Take each line containing the word "kicker" and copy it.

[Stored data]
+++

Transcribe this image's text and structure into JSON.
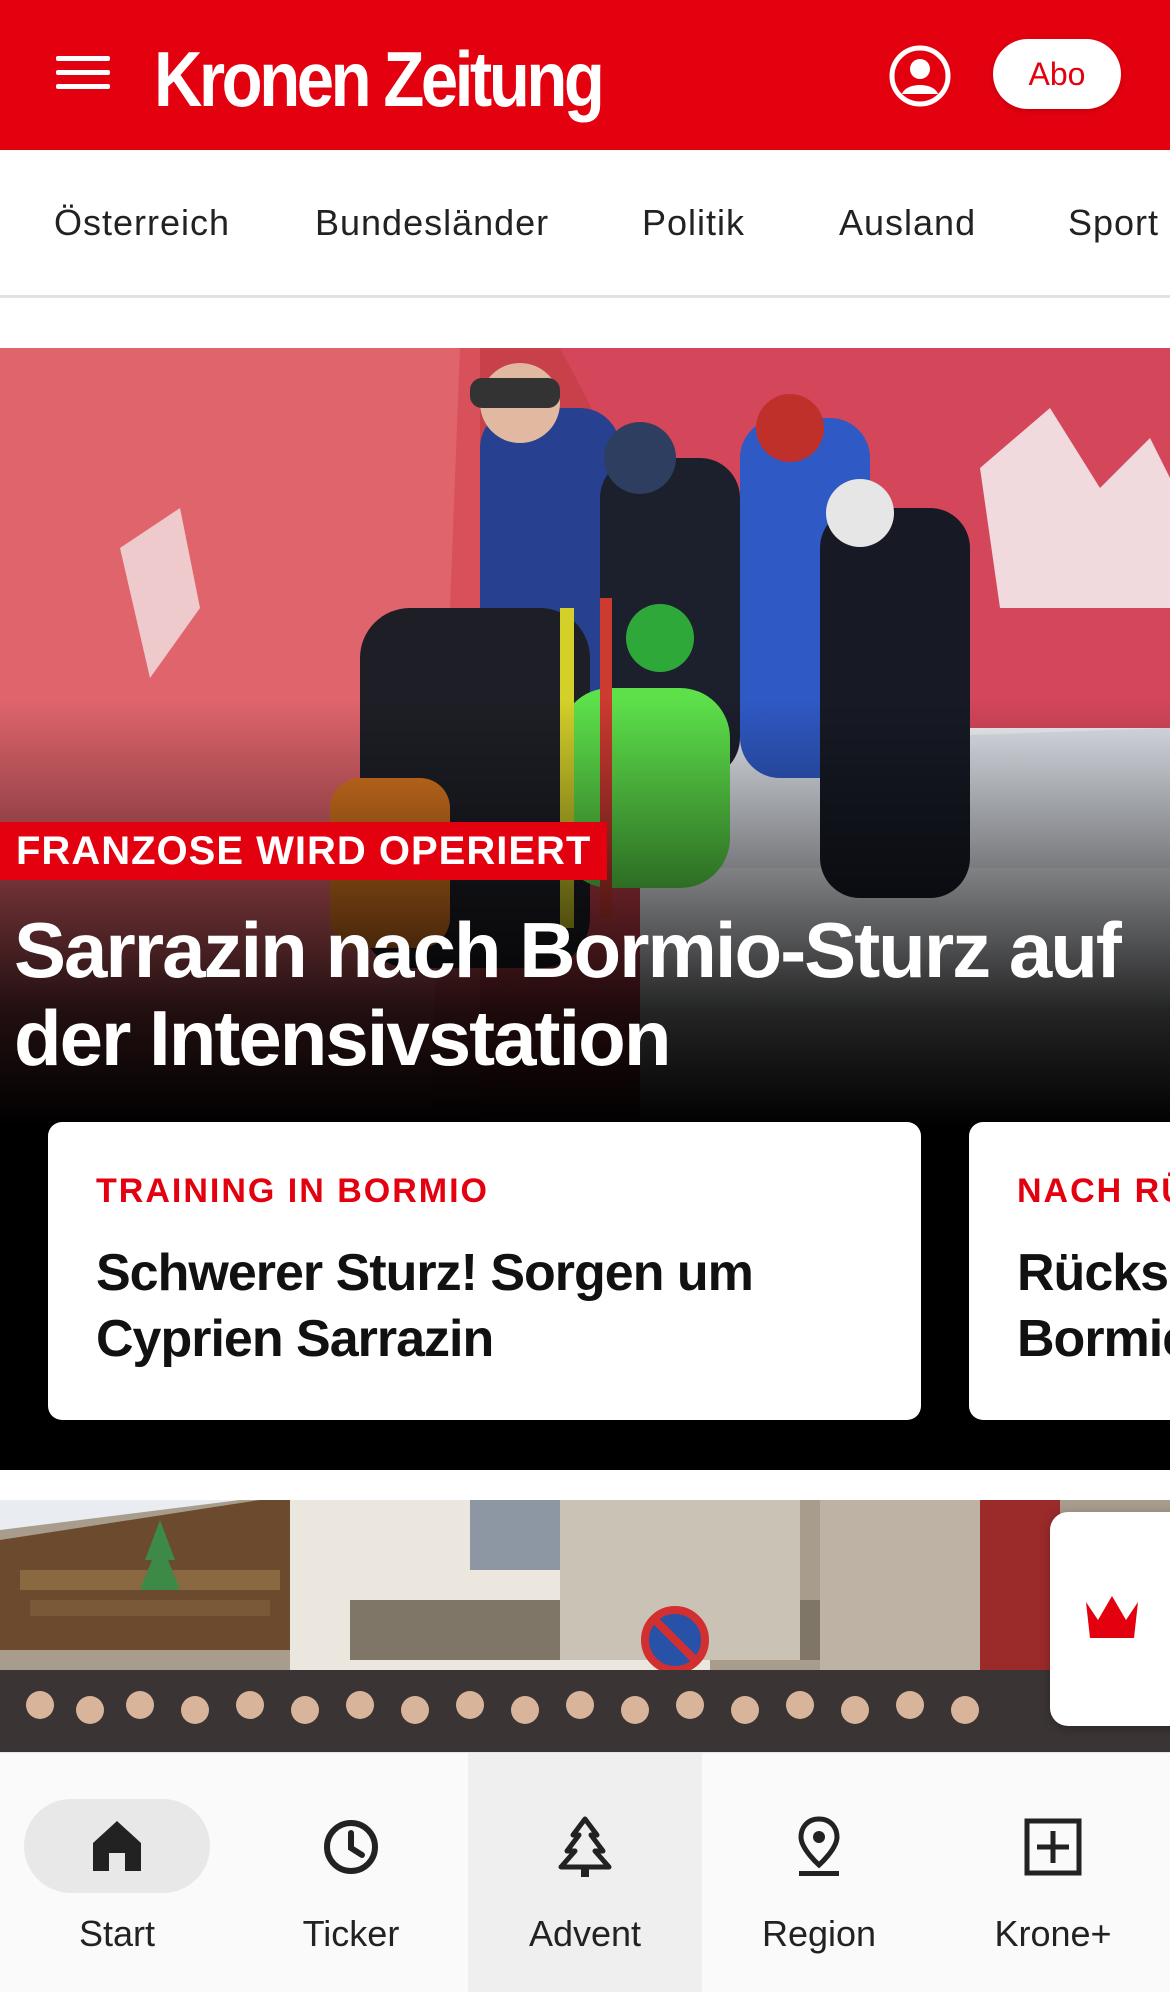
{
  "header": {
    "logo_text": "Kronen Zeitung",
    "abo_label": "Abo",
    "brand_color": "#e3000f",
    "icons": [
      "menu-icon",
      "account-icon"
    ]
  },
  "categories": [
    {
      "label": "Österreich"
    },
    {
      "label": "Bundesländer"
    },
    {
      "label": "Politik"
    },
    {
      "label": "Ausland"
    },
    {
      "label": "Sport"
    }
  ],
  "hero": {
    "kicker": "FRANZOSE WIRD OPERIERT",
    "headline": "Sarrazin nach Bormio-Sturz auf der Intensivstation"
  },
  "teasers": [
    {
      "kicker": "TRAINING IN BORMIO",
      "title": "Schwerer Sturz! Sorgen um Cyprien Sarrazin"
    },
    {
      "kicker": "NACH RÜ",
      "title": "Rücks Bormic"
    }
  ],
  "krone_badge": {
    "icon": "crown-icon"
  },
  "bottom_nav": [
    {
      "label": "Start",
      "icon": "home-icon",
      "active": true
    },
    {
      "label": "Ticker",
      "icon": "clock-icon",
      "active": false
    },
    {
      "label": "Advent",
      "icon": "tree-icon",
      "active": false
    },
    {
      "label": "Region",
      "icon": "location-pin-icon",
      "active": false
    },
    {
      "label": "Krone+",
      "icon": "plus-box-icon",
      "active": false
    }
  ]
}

+++

SOLUTION »
    "kicker": "FRANZOSE WIRD OPERIERT",
      "kicker": "TRAINING IN BORMIO",
      "kicker": "NACH RÜ",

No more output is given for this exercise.